# [INSTRUCTIONS TO FOLLOW]
Write out every entry precisely as given, leaving the pictures out.

# [INFORMATION SUPPLIED]
╭──
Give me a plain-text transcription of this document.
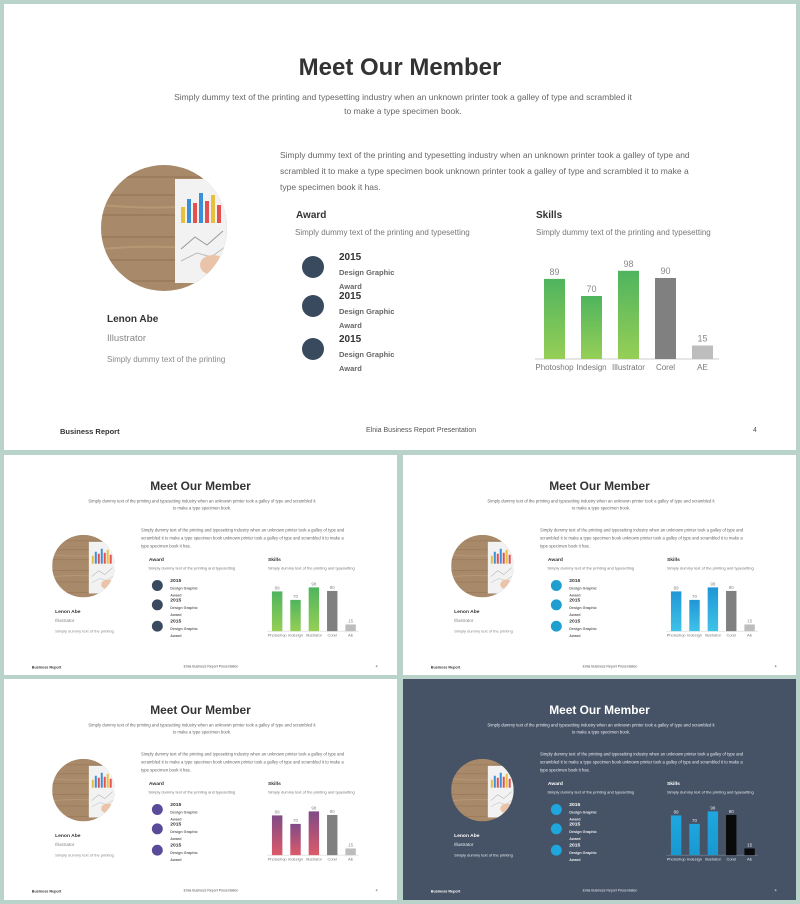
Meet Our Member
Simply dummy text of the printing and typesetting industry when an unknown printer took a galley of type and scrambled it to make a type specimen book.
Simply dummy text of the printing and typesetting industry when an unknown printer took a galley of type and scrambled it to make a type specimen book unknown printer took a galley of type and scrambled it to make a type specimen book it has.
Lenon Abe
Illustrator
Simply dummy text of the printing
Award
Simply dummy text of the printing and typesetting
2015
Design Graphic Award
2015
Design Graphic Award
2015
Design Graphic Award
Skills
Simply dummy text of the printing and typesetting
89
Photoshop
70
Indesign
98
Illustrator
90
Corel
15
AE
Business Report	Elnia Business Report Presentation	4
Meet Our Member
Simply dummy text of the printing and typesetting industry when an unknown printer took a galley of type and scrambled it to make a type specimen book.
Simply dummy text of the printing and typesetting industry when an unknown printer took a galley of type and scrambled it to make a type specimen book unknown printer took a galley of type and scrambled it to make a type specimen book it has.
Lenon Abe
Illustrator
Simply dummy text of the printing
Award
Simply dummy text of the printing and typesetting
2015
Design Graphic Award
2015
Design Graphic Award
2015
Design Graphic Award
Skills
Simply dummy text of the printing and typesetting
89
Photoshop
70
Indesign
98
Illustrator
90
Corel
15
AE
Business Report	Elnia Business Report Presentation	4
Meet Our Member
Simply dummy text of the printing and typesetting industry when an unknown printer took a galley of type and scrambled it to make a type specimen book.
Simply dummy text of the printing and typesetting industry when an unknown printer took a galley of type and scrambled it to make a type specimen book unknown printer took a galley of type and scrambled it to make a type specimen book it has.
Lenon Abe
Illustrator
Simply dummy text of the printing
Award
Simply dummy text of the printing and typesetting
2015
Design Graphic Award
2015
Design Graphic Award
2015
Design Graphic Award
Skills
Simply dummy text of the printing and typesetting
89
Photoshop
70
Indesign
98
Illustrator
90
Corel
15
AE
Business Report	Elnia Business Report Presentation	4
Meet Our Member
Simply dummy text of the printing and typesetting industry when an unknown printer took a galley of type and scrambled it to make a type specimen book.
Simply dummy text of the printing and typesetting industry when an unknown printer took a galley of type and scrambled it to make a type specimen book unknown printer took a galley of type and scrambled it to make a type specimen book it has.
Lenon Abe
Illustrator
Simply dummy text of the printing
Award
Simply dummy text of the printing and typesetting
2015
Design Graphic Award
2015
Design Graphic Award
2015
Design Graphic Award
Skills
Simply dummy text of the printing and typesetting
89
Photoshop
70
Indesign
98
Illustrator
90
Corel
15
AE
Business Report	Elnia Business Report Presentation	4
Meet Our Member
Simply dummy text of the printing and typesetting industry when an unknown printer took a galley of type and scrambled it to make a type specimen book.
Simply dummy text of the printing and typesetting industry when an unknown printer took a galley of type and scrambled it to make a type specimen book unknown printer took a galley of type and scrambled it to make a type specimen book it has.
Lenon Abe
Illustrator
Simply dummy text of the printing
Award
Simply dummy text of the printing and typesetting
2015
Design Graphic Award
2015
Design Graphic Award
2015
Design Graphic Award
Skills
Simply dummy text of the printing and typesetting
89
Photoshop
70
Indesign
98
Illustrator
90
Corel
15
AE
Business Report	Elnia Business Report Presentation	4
╰──
# [FULL ANSWER]
Give me a plain-text transcription of this document.
Meet Our Member
Simply dummy text of the printing and typesetting industry when an unknown printer took a galley of type and scrambled it to make a type specimen book.
Simply dummy text of the printing and typesetting industry when an unknown printer took a galley of type and scrambled it to make a type specimen book unknown printer took a galley of type and scrambled it to make a type specimen book it has.
Lenon Abe
Illustrator
Simply dummy text of the printing
Award
Simply dummy text of the printing and typesetting
2015
Design Graphic Award
2015
Design Graphic Award
2015
Design Graphic Award
Skills
Simply dummy text of the printing and typesetting
89
Photoshop
70
Indesign
98
Illustrator
90
Corel
15
AE
Business Report	Elnia Business Report Presentation	4
Meet Our Member
Simply dummy text of the printing and typesetting industry when an unknown printer took a galley of type and scrambled it to make a type specimen book.
Simply dummy text of the printing and typesetting industry when an unknown printer took a galley of type and scrambled it to make a type specimen book unknown printer took a galley of type and scrambled it to make a type specimen book it has.
Lenon Abe
Illustrator
Simply dummy text of the printing
Award
Simply dummy text of the printing and typesetting
2015
Design Graphic Award
2015
Design Graphic Award
2015
Design Graphic Award
Skills
Simply dummy text of the printing and typesetting
89
Photoshop
70
Indesign
98
Illustrator
90
Corel
15
AE
Business Report	Elnia Business Report Presentation	4
Meet Our Member
Simply dummy text of the printing and typesetting industry when an unknown printer took a galley of type and scrambled it to make a type specimen book.
Simply dummy text of the printing and typesetting industry when an unknown printer took a galley of type and scrambled it to make a type specimen book unknown printer took a galley of type and scrambled it to make a type specimen book it has.
Lenon Abe
Illustrator
Simply dummy text of the printing
Award
Simply dummy text of the printing and typesetting
2015
Design Graphic Award
2015
Design Graphic Award
2015
Design Graphic Award
Skills
Simply dummy text of the printing and typesetting
89
Photoshop
70
Indesign
98
Illustrator
90
Corel
15
AE
Business Report	Elnia Business Report Presentation	4
Meet Our Member
Simply dummy text of the printing and typesetting industry when an unknown printer took a galley of type and scrambled it to make a type specimen book.
Simply dummy text of the printing and typesetting industry when an unknown printer took a galley of type and scrambled it to make a type specimen book unknown printer took a galley of type and scrambled it to make a type specimen book it has.
Lenon Abe
Illustrator
Simply dummy text of the printing
Award
Simply dummy text of the printing and typesetting
2015
Design Graphic Award
2015
Design Graphic Award
2015
Design Graphic Award
Skills
Simply dummy text of the printing and typesetting
89
Photoshop
70
Indesign
98
Illustrator
90
Corel
15
AE
Business Report	Elnia Business Report Presentation	4
Meet Our Member
Simply dummy text of the printing and typesetting industry when an unknown printer took a galley of type and scrambled it to make a type specimen book.
Simply dummy text of the printing and typesetting industry when an unknown printer took a galley of type and scrambled it to make a type specimen book unknown printer took a galley of type and scrambled it to make a type specimen book it has.
Lenon Abe
Illustrator
Simply dummy text of the printing
Award
Simply dummy text of the printing and typesetting
2015
Design Graphic Award
2015
Design Graphic Award
2015
Design Graphic Award
Skills
Simply dummy text of the printing and typesetting
89
Photoshop
70
Indesign
98
Illustrator
90
Corel
15
AE
Business Report	Elnia Business Report Presentation	4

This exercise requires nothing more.